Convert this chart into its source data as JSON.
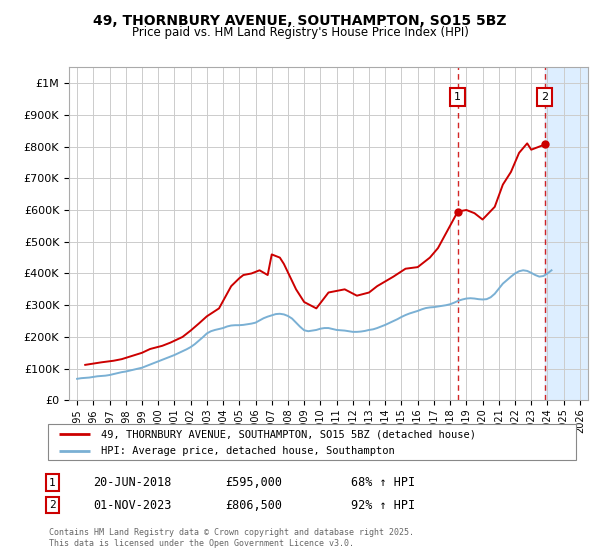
{
  "title": "49, THORNBURY AVENUE, SOUTHAMPTON, SO15 5BZ",
  "subtitle": "Price paid vs. HM Land Registry's House Price Index (HPI)",
  "ylim": [
    0,
    1050000
  ],
  "yticks": [
    0,
    100000,
    200000,
    300000,
    400000,
    500000,
    600000,
    700000,
    800000,
    900000,
    1000000
  ],
  "ytick_labels": [
    "£0",
    "£100K",
    "£200K",
    "£300K",
    "£400K",
    "£500K",
    "£600K",
    "£700K",
    "£800K",
    "£900K",
    "£1M"
  ],
  "xlim": [
    1994.5,
    2026.5
  ],
  "xticks": [
    1995,
    1996,
    1997,
    1998,
    1999,
    2000,
    2001,
    2002,
    2003,
    2004,
    2005,
    2006,
    2007,
    2008,
    2009,
    2010,
    2011,
    2012,
    2013,
    2014,
    2015,
    2016,
    2017,
    2018,
    2019,
    2020,
    2021,
    2022,
    2023,
    2024,
    2025,
    2026
  ],
  "house_color": "#cc0000",
  "hpi_color": "#7ab0d4",
  "marker1_year": 2018.47,
  "marker2_year": 2023.84,
  "marker1_price": 595000,
  "marker2_price": 806500,
  "legend_house": "49, THORNBURY AVENUE, SOUTHAMPTON, SO15 5BZ (detached house)",
  "legend_hpi": "HPI: Average price, detached house, Southampton",
  "label1_date": "20-JUN-2018",
  "label1_price": "£595,000",
  "label1_hpi": "68% ↑ HPI",
  "label2_date": "01-NOV-2023",
  "label2_price": "£806,500",
  "label2_hpi": "92% ↑ HPI",
  "footer": "Contains HM Land Registry data © Crown copyright and database right 2025.\nThis data is licensed under the Open Government Licence v3.0.",
  "background_color": "#ffffff",
  "plot_bg_color": "#ffffff",
  "shaded_region_color": "#ddeeff",
  "grid_color": "#cccccc",
  "hpi_years": [
    1995.0,
    1995.25,
    1995.5,
    1995.75,
    1996.0,
    1996.25,
    1996.5,
    1996.75,
    1997.0,
    1997.25,
    1997.5,
    1997.75,
    1998.0,
    1998.25,
    1998.5,
    1998.75,
    1999.0,
    1999.25,
    1999.5,
    1999.75,
    2000.0,
    2000.25,
    2000.5,
    2000.75,
    2001.0,
    2001.25,
    2001.5,
    2001.75,
    2002.0,
    2002.25,
    2002.5,
    2002.75,
    2003.0,
    2003.25,
    2003.5,
    2003.75,
    2004.0,
    2004.25,
    2004.5,
    2004.75,
    2005.0,
    2005.25,
    2005.5,
    2005.75,
    2006.0,
    2006.25,
    2006.5,
    2006.75,
    2007.0,
    2007.25,
    2007.5,
    2007.75,
    2008.0,
    2008.25,
    2008.5,
    2008.75,
    2009.0,
    2009.25,
    2009.5,
    2009.75,
    2010.0,
    2010.25,
    2010.5,
    2010.75,
    2011.0,
    2011.25,
    2011.5,
    2011.75,
    2012.0,
    2012.25,
    2012.5,
    2012.75,
    2013.0,
    2013.25,
    2013.5,
    2013.75,
    2014.0,
    2014.25,
    2014.5,
    2014.75,
    2015.0,
    2015.25,
    2015.5,
    2015.75,
    2016.0,
    2016.25,
    2016.5,
    2016.75,
    2017.0,
    2017.25,
    2017.5,
    2017.75,
    2018.0,
    2018.25,
    2018.5,
    2018.75,
    2019.0,
    2019.25,
    2019.5,
    2019.75,
    2020.0,
    2020.25,
    2020.5,
    2020.75,
    2021.0,
    2021.25,
    2021.5,
    2021.75,
    2022.0,
    2022.25,
    2022.5,
    2022.75,
    2023.0,
    2023.25,
    2023.5,
    2023.75,
    2024.0,
    2024.25
  ],
  "hpi_values": [
    68000,
    70000,
    71000,
    72000,
    74000,
    76000,
    77000,
    78000,
    80000,
    83000,
    86000,
    89000,
    91000,
    94000,
    97000,
    100000,
    103000,
    108000,
    113000,
    118000,
    123000,
    128000,
    133000,
    138000,
    143000,
    149000,
    155000,
    161000,
    168000,
    177000,
    188000,
    199000,
    211000,
    218000,
    222000,
    225000,
    228000,
    233000,
    236000,
    237000,
    237000,
    238000,
    240000,
    242000,
    245000,
    252000,
    259000,
    264000,
    268000,
    272000,
    273000,
    271000,
    266000,
    258000,
    245000,
    232000,
    221000,
    218000,
    220000,
    222000,
    226000,
    228000,
    228000,
    225000,
    222000,
    221000,
    220000,
    218000,
    216000,
    216000,
    217000,
    219000,
    222000,
    224000,
    228000,
    233000,
    238000,
    244000,
    250000,
    256000,
    263000,
    269000,
    274000,
    278000,
    282000,
    287000,
    291000,
    293000,
    294000,
    296000,
    298000,
    300000,
    303000,
    308000,
    314000,
    318000,
    321000,
    322000,
    321000,
    319000,
    318000,
    319000,
    325000,
    336000,
    352000,
    368000,
    379000,
    390000,
    400000,
    407000,
    410000,
    408000,
    402000,
    395000,
    390000,
    392000,
    400000,
    410000
  ],
  "house_years": [
    1995.5,
    1996.5,
    1997.25,
    1997.75,
    1998.25,
    1999.0,
    1999.5,
    2000.25,
    2000.75,
    2001.5,
    2002.0,
    2002.5,
    2003.0,
    2003.75,
    2004.5,
    2005.0,
    2005.25,
    2005.75,
    2006.25,
    2006.75,
    2007.0,
    2007.5,
    2007.75,
    2008.5,
    2009.0,
    2009.75,
    2010.5,
    2011.5,
    2012.25,
    2013.0,
    2013.5,
    2014.5,
    2015.25,
    2016.0,
    2016.5,
    2016.75,
    2017.25,
    2018.47,
    2019.0,
    2019.5,
    2020.0,
    2020.75,
    2021.25,
    2021.75,
    2022.25,
    2022.75,
    2023.0,
    2023.84
  ],
  "house_values": [
    112000,
    120000,
    125000,
    130000,
    138000,
    150000,
    162000,
    172000,
    182000,
    200000,
    220000,
    242000,
    265000,
    290000,
    360000,
    385000,
    395000,
    400000,
    410000,
    395000,
    460000,
    450000,
    430000,
    350000,
    310000,
    290000,
    340000,
    350000,
    330000,
    340000,
    360000,
    390000,
    415000,
    420000,
    440000,
    450000,
    480000,
    595000,
    600000,
    590000,
    570000,
    610000,
    680000,
    720000,
    780000,
    810000,
    790000,
    806500
  ]
}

##########

# [What is required]
Write out all the records again, exactly, minus any pictures.

# [Written response]
Convert this chart into its source data as JSON.
{
  "title": "49, THORNBURY AVENUE, SOUTHAMPTON, SO15 5BZ",
  "subtitle": "Price paid vs. HM Land Registry's House Price Index (HPI)",
  "ylim": [
    0,
    1050000
  ],
  "yticks": [
    0,
    100000,
    200000,
    300000,
    400000,
    500000,
    600000,
    700000,
    800000,
    900000,
    1000000
  ],
  "ytick_labels": [
    "£0",
    "£100K",
    "£200K",
    "£300K",
    "£400K",
    "£500K",
    "£600K",
    "£700K",
    "£800K",
    "£900K",
    "£1M"
  ],
  "xlim": [
    1994.5,
    2026.5
  ],
  "xticks": [
    1995,
    1996,
    1997,
    1998,
    1999,
    2000,
    2001,
    2002,
    2003,
    2004,
    2005,
    2006,
    2007,
    2008,
    2009,
    2010,
    2011,
    2012,
    2013,
    2014,
    2015,
    2016,
    2017,
    2018,
    2019,
    2020,
    2021,
    2022,
    2023,
    2024,
    2025,
    2026
  ],
  "house_color": "#cc0000",
  "hpi_color": "#7ab0d4",
  "marker1_year": 2018.47,
  "marker2_year": 2023.84,
  "marker1_price": 595000,
  "marker2_price": 806500,
  "legend_house": "49, THORNBURY AVENUE, SOUTHAMPTON, SO15 5BZ (detached house)",
  "legend_hpi": "HPI: Average price, detached house, Southampton",
  "label1_date": "20-JUN-2018",
  "label1_price": "£595,000",
  "label1_hpi": "68% ↑ HPI",
  "label2_date": "01-NOV-2023",
  "label2_price": "£806,500",
  "label2_hpi": "92% ↑ HPI",
  "footer": "Contains HM Land Registry data © Crown copyright and database right 2025.\nThis data is licensed under the Open Government Licence v3.0.",
  "background_color": "#ffffff",
  "plot_bg_color": "#ffffff",
  "shaded_region_color": "#ddeeff",
  "grid_color": "#cccccc",
  "hpi_years": [
    1995.0,
    1995.25,
    1995.5,
    1995.75,
    1996.0,
    1996.25,
    1996.5,
    1996.75,
    1997.0,
    1997.25,
    1997.5,
    1997.75,
    1998.0,
    1998.25,
    1998.5,
    1998.75,
    1999.0,
    1999.25,
    1999.5,
    1999.75,
    2000.0,
    2000.25,
    2000.5,
    2000.75,
    2001.0,
    2001.25,
    2001.5,
    2001.75,
    2002.0,
    2002.25,
    2002.5,
    2002.75,
    2003.0,
    2003.25,
    2003.5,
    2003.75,
    2004.0,
    2004.25,
    2004.5,
    2004.75,
    2005.0,
    2005.25,
    2005.5,
    2005.75,
    2006.0,
    2006.25,
    2006.5,
    2006.75,
    2007.0,
    2007.25,
    2007.5,
    2007.75,
    2008.0,
    2008.25,
    2008.5,
    2008.75,
    2009.0,
    2009.25,
    2009.5,
    2009.75,
    2010.0,
    2010.25,
    2010.5,
    2010.75,
    2011.0,
    2011.25,
    2011.5,
    2011.75,
    2012.0,
    2012.25,
    2012.5,
    2012.75,
    2013.0,
    2013.25,
    2013.5,
    2013.75,
    2014.0,
    2014.25,
    2014.5,
    2014.75,
    2015.0,
    2015.25,
    2015.5,
    2015.75,
    2016.0,
    2016.25,
    2016.5,
    2016.75,
    2017.0,
    2017.25,
    2017.5,
    2017.75,
    2018.0,
    2018.25,
    2018.5,
    2018.75,
    2019.0,
    2019.25,
    2019.5,
    2019.75,
    2020.0,
    2020.25,
    2020.5,
    2020.75,
    2021.0,
    2021.25,
    2021.5,
    2021.75,
    2022.0,
    2022.25,
    2022.5,
    2022.75,
    2023.0,
    2023.25,
    2023.5,
    2023.75,
    2024.0,
    2024.25
  ],
  "hpi_values": [
    68000,
    70000,
    71000,
    72000,
    74000,
    76000,
    77000,
    78000,
    80000,
    83000,
    86000,
    89000,
    91000,
    94000,
    97000,
    100000,
    103000,
    108000,
    113000,
    118000,
    123000,
    128000,
    133000,
    138000,
    143000,
    149000,
    155000,
    161000,
    168000,
    177000,
    188000,
    199000,
    211000,
    218000,
    222000,
    225000,
    228000,
    233000,
    236000,
    237000,
    237000,
    238000,
    240000,
    242000,
    245000,
    252000,
    259000,
    264000,
    268000,
    272000,
    273000,
    271000,
    266000,
    258000,
    245000,
    232000,
    221000,
    218000,
    220000,
    222000,
    226000,
    228000,
    228000,
    225000,
    222000,
    221000,
    220000,
    218000,
    216000,
    216000,
    217000,
    219000,
    222000,
    224000,
    228000,
    233000,
    238000,
    244000,
    250000,
    256000,
    263000,
    269000,
    274000,
    278000,
    282000,
    287000,
    291000,
    293000,
    294000,
    296000,
    298000,
    300000,
    303000,
    308000,
    314000,
    318000,
    321000,
    322000,
    321000,
    319000,
    318000,
    319000,
    325000,
    336000,
    352000,
    368000,
    379000,
    390000,
    400000,
    407000,
    410000,
    408000,
    402000,
    395000,
    390000,
    392000,
    400000,
    410000
  ],
  "house_years": [
    1995.5,
    1996.5,
    1997.25,
    1997.75,
    1998.25,
    1999.0,
    1999.5,
    2000.25,
    2000.75,
    2001.5,
    2002.0,
    2002.5,
    2003.0,
    2003.75,
    2004.5,
    2005.0,
    2005.25,
    2005.75,
    2006.25,
    2006.75,
    2007.0,
    2007.5,
    2007.75,
    2008.5,
    2009.0,
    2009.75,
    2010.5,
    2011.5,
    2012.25,
    2013.0,
    2013.5,
    2014.5,
    2015.25,
    2016.0,
    2016.5,
    2016.75,
    2017.25,
    2018.47,
    2019.0,
    2019.5,
    2020.0,
    2020.75,
    2021.25,
    2021.75,
    2022.25,
    2022.75,
    2023.0,
    2023.84
  ],
  "house_values": [
    112000,
    120000,
    125000,
    130000,
    138000,
    150000,
    162000,
    172000,
    182000,
    200000,
    220000,
    242000,
    265000,
    290000,
    360000,
    385000,
    395000,
    400000,
    410000,
    395000,
    460000,
    450000,
    430000,
    350000,
    310000,
    290000,
    340000,
    350000,
    330000,
    340000,
    360000,
    390000,
    415000,
    420000,
    440000,
    450000,
    480000,
    595000,
    600000,
    590000,
    570000,
    610000,
    680000,
    720000,
    780000,
    810000,
    790000,
    806500
  ]
}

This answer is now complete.